+++ Records for the task +++

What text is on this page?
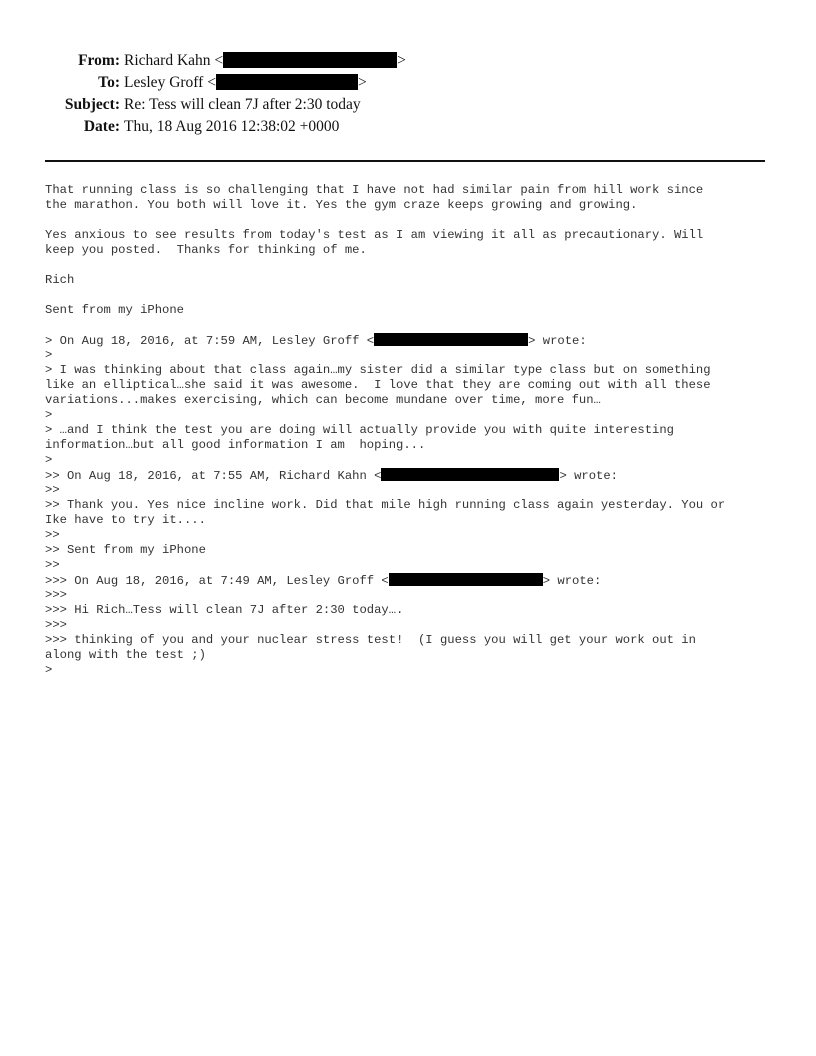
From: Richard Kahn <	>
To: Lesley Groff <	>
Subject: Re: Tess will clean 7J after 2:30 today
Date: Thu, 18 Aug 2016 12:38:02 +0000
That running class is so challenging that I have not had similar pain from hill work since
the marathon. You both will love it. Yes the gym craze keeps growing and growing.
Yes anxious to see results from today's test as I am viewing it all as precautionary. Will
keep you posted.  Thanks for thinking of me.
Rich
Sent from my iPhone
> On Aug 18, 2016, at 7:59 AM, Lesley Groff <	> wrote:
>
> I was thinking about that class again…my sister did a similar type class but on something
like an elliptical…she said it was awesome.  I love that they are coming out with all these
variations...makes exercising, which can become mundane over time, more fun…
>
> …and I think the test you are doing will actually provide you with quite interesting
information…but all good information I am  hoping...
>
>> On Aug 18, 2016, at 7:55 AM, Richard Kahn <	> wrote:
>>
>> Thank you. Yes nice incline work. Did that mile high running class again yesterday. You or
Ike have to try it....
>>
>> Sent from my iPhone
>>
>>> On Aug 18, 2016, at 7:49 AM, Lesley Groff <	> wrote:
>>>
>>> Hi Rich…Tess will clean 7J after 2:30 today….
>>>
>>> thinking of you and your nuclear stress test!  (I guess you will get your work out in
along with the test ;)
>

+++
+++ Records for the task +++

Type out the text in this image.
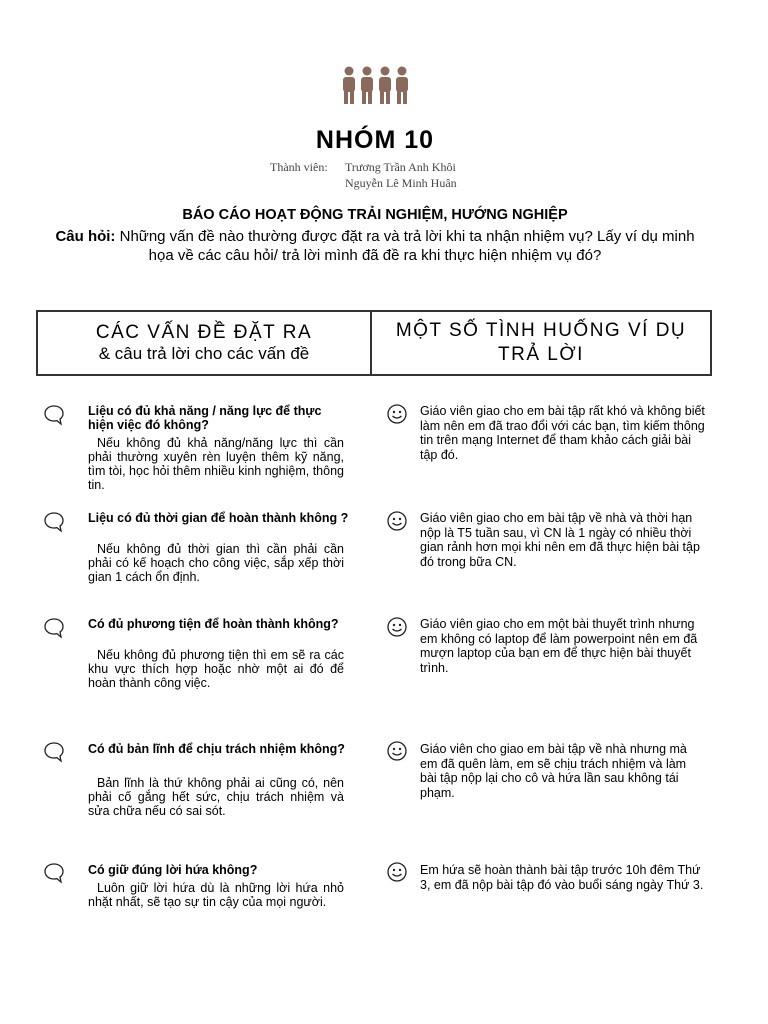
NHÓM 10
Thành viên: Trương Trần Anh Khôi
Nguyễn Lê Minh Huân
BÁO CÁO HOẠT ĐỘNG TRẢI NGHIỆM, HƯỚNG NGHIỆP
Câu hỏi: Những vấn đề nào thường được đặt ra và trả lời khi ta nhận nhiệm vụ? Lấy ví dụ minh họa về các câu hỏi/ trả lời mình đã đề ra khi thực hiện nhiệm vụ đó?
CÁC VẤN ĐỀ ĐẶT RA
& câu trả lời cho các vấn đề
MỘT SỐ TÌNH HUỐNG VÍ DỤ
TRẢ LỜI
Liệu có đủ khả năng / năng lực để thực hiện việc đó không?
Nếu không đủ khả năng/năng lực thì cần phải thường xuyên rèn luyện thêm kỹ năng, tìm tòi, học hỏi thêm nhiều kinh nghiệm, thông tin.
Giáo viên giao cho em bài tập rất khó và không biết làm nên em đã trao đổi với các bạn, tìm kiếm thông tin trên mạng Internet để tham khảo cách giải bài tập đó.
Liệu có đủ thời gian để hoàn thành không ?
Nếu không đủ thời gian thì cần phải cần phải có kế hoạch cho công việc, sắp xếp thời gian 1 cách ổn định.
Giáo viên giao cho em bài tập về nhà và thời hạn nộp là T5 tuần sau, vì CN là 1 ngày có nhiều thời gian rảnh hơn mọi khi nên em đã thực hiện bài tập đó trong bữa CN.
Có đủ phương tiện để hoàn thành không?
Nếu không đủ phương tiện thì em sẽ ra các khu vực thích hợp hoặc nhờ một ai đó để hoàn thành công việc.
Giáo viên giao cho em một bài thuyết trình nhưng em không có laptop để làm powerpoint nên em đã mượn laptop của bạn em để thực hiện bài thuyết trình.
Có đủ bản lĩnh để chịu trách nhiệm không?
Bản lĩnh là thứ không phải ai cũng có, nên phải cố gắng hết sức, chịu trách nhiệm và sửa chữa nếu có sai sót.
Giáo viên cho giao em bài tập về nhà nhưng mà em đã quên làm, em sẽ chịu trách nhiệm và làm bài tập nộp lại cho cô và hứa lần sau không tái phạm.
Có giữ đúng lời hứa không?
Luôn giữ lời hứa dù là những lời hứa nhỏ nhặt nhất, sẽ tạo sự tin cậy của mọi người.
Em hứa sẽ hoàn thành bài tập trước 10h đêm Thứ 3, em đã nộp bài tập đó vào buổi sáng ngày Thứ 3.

+++
+++ Records for the task +++

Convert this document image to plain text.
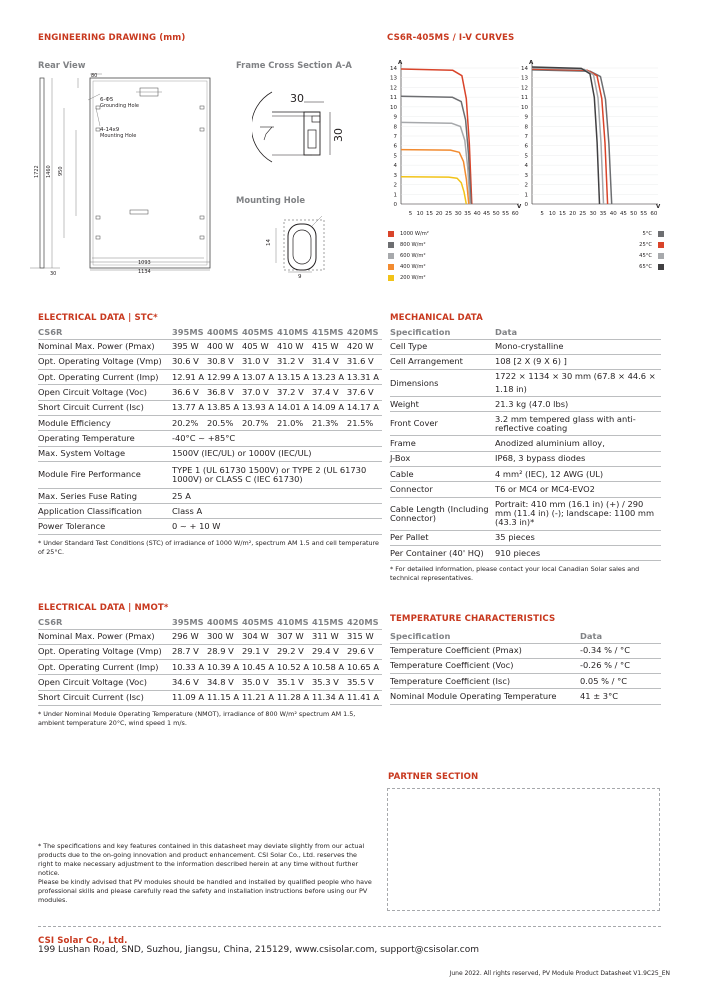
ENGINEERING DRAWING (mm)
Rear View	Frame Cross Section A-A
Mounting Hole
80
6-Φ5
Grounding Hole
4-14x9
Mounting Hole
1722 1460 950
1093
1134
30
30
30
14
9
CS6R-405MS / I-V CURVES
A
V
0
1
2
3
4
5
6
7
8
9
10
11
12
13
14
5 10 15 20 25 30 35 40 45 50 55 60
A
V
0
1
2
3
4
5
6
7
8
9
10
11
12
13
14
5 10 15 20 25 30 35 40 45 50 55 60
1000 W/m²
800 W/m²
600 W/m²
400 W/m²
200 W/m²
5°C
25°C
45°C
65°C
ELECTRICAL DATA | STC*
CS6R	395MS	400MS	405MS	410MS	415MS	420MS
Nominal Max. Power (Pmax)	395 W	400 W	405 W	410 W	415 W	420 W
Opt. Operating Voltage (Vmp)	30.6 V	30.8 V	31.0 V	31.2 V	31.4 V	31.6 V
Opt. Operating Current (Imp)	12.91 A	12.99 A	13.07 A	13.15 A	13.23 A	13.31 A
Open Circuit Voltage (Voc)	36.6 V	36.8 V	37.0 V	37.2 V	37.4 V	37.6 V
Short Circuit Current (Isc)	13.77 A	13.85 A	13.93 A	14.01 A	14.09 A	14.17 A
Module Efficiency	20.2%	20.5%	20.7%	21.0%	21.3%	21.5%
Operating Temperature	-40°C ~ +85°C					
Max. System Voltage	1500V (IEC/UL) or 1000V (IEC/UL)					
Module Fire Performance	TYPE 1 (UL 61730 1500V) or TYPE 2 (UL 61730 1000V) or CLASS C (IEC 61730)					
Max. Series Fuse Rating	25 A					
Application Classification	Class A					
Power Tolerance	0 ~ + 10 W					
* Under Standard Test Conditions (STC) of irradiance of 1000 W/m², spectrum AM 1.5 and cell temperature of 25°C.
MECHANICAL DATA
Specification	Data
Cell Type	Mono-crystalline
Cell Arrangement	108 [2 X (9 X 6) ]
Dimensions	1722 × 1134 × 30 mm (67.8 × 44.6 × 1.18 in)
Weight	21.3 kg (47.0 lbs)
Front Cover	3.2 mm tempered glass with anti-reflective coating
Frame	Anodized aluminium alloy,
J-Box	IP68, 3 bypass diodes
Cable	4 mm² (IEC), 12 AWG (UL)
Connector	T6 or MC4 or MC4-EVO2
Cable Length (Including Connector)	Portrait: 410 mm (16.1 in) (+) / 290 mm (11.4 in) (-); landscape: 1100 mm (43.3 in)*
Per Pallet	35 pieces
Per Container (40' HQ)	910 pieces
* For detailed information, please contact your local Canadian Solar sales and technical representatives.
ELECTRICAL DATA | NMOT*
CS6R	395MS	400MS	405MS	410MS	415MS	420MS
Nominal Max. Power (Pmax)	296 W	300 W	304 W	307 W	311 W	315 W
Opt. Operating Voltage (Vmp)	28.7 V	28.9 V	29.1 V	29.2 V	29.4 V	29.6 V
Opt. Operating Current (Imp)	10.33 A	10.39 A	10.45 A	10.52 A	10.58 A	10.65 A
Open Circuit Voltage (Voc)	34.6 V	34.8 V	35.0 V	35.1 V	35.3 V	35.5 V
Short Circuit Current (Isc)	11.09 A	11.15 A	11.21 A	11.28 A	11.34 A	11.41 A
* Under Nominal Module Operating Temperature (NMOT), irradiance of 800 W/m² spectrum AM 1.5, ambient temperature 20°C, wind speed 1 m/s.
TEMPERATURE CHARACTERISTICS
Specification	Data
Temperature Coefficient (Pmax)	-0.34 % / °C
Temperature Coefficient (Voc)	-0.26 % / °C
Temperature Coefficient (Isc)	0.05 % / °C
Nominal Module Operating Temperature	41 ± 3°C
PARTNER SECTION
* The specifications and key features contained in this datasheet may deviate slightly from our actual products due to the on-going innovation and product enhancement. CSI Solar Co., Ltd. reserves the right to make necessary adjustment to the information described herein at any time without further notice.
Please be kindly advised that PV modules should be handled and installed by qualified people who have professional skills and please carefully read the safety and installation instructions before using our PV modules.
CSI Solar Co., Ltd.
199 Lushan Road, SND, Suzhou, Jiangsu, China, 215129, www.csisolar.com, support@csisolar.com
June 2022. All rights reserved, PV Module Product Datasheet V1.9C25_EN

+++

Task objective: Examine the entries and report how many of their lines contain the string "this", giving no more than the number.

Solution: 4